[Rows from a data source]
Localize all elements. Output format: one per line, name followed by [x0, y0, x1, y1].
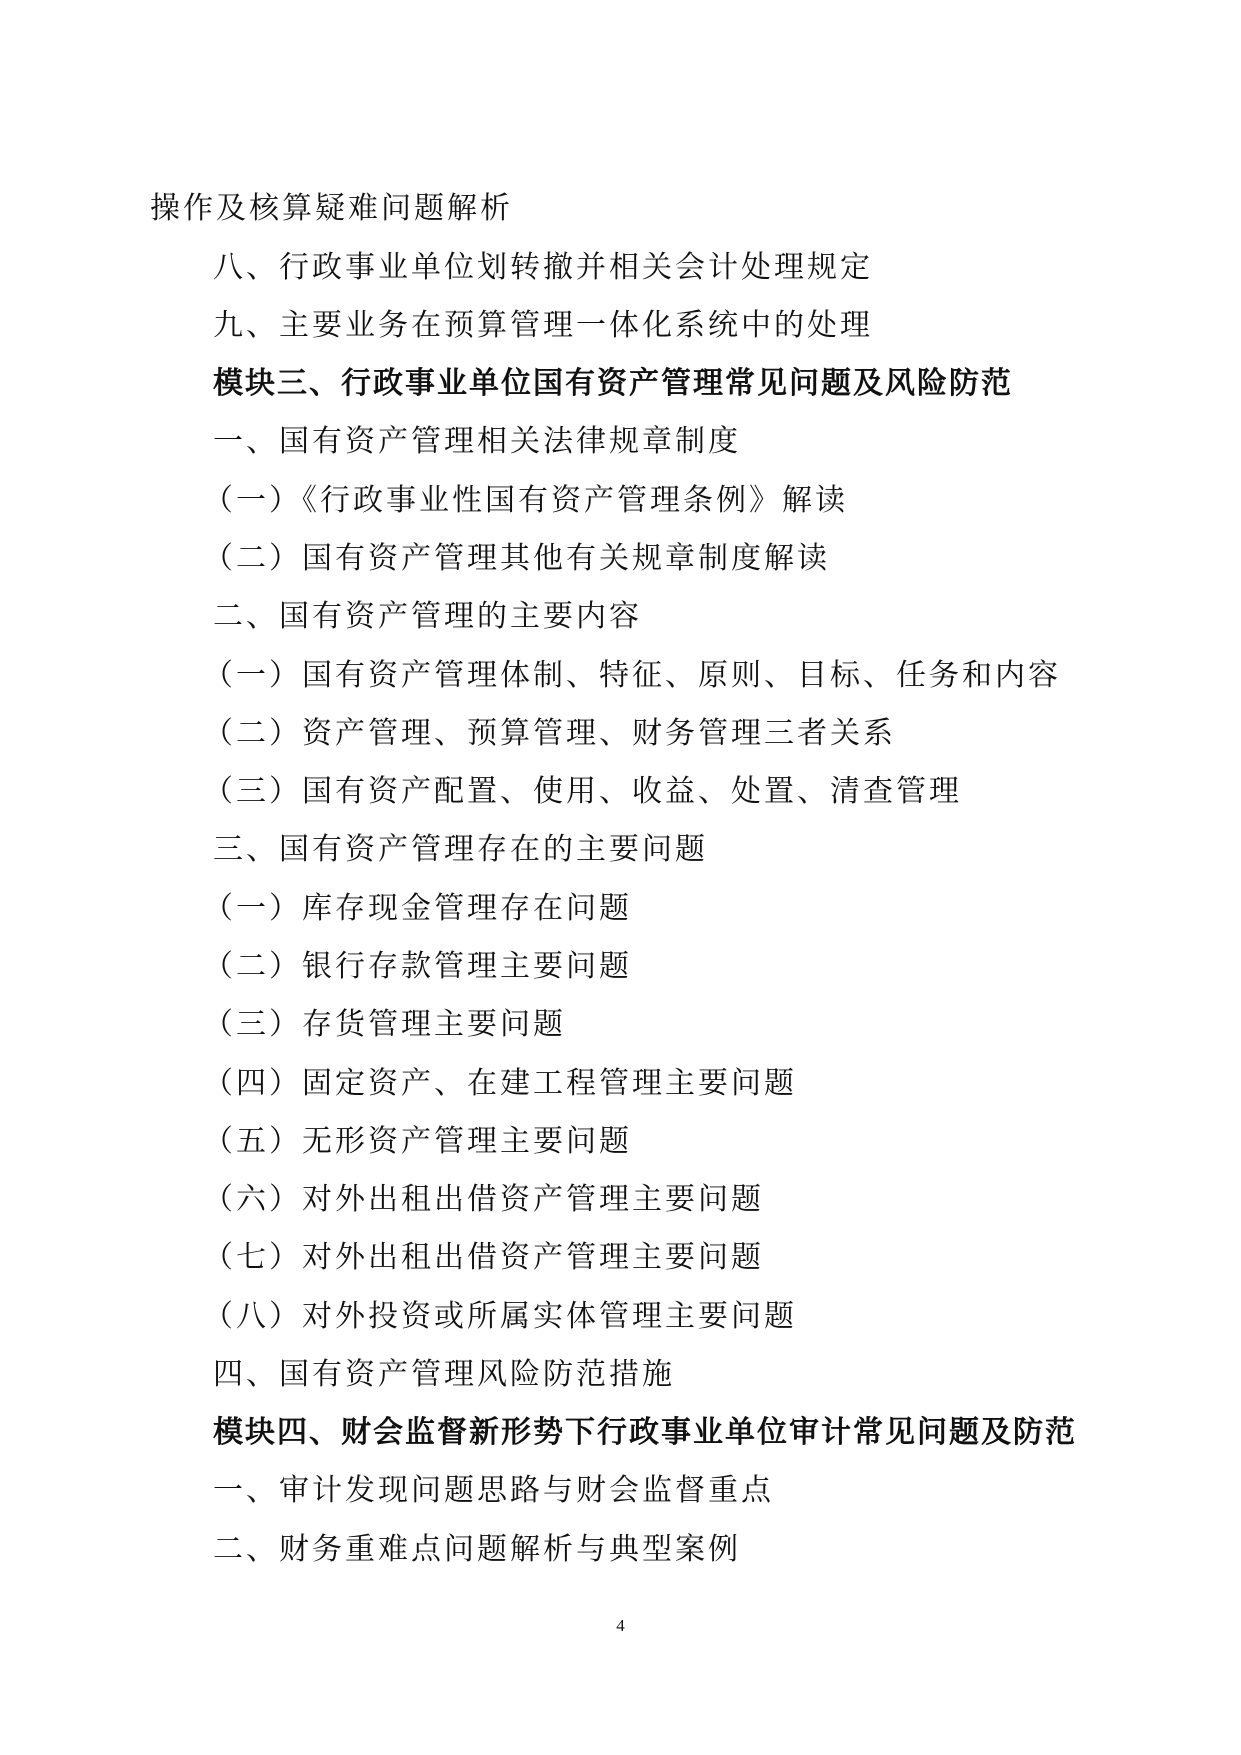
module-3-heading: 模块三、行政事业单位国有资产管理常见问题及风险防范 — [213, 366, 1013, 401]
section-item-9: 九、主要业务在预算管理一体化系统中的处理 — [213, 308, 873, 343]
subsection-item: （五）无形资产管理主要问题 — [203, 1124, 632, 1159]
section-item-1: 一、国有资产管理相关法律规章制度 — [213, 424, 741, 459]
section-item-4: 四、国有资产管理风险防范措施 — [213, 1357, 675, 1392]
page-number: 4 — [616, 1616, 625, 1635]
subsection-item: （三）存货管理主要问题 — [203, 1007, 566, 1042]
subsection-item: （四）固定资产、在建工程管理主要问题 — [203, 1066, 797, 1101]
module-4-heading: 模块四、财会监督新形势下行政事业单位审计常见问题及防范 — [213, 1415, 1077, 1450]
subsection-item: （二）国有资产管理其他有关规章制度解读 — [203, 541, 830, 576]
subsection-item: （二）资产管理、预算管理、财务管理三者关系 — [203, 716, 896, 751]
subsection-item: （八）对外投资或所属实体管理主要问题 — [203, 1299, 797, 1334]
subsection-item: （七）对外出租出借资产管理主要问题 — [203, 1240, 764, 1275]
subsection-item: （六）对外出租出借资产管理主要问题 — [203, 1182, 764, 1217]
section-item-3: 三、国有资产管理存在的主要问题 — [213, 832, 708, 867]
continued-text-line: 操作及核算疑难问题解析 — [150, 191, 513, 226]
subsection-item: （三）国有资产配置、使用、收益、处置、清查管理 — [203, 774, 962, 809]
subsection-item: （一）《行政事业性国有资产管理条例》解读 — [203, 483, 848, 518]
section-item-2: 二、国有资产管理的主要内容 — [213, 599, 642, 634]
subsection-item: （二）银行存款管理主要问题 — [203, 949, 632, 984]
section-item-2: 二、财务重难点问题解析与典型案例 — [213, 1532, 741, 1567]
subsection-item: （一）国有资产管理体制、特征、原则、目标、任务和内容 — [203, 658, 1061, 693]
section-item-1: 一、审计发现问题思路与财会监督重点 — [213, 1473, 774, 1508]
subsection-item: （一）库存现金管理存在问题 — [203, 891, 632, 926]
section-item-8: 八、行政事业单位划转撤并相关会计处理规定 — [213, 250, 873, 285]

* [Task instructions] Copy every row above line for line, leaving out the pictures.

* [The result]
Localize all elements. Output format: one per line, name followed by [x0, y0, x1, y1].
module-3-heading: 模块三、行政事业单位国有资产管理常见问题及风险防范 — [213, 366, 1013, 401]
section-item-9: 九、主要业务在预算管理一体化系统中的处理 — [213, 308, 873, 343]
subsection-item: （五）无形资产管理主要问题 — [203, 1124, 632, 1159]
section-item-1: 一、国有资产管理相关法律规章制度 — [213, 424, 741, 459]
section-item-4: 四、国有资产管理风险防范措施 — [213, 1357, 675, 1392]
page-number: 4 — [616, 1616, 625, 1635]
subsection-item: （三）存货管理主要问题 — [203, 1007, 566, 1042]
subsection-item: （四）固定资产、在建工程管理主要问题 — [203, 1066, 797, 1101]
module-4-heading: 模块四、财会监督新形势下行政事业单位审计常见问题及防范 — [213, 1415, 1077, 1450]
subsection-item: （二）国有资产管理其他有关规章制度解读 — [203, 541, 830, 576]
subsection-item: （二）资产管理、预算管理、财务管理三者关系 — [203, 716, 896, 751]
subsection-item: （八）对外投资或所属实体管理主要问题 — [203, 1299, 797, 1334]
subsection-item: （七）对外出租出借资产管理主要问题 — [203, 1240, 764, 1275]
subsection-item: （六）对外出租出借资产管理主要问题 — [203, 1182, 764, 1217]
section-item-3: 三、国有资产管理存在的主要问题 — [213, 832, 708, 867]
continued-text-line: 操作及核算疑难问题解析 — [150, 191, 513, 226]
subsection-item: （三）国有资产配置、使用、收益、处置、清查管理 — [203, 774, 962, 809]
subsection-item: （一）《行政事业性国有资产管理条例》解读 — [203, 483, 848, 518]
section-item-2: 二、国有资产管理的主要内容 — [213, 599, 642, 634]
subsection-item: （二）银行存款管理主要问题 — [203, 949, 632, 984]
section-item-2: 二、财务重难点问题解析与典型案例 — [213, 1532, 741, 1567]
subsection-item: （一）国有资产管理体制、特征、原则、目标、任务和内容 — [203, 658, 1061, 693]
section-item-1: 一、审计发现问题思路与财会监督重点 — [213, 1473, 774, 1508]
subsection-item: （一）库存现金管理存在问题 — [203, 891, 632, 926]
section-item-8: 八、行政事业单位划转撤并相关会计处理规定 — [213, 250, 873, 285]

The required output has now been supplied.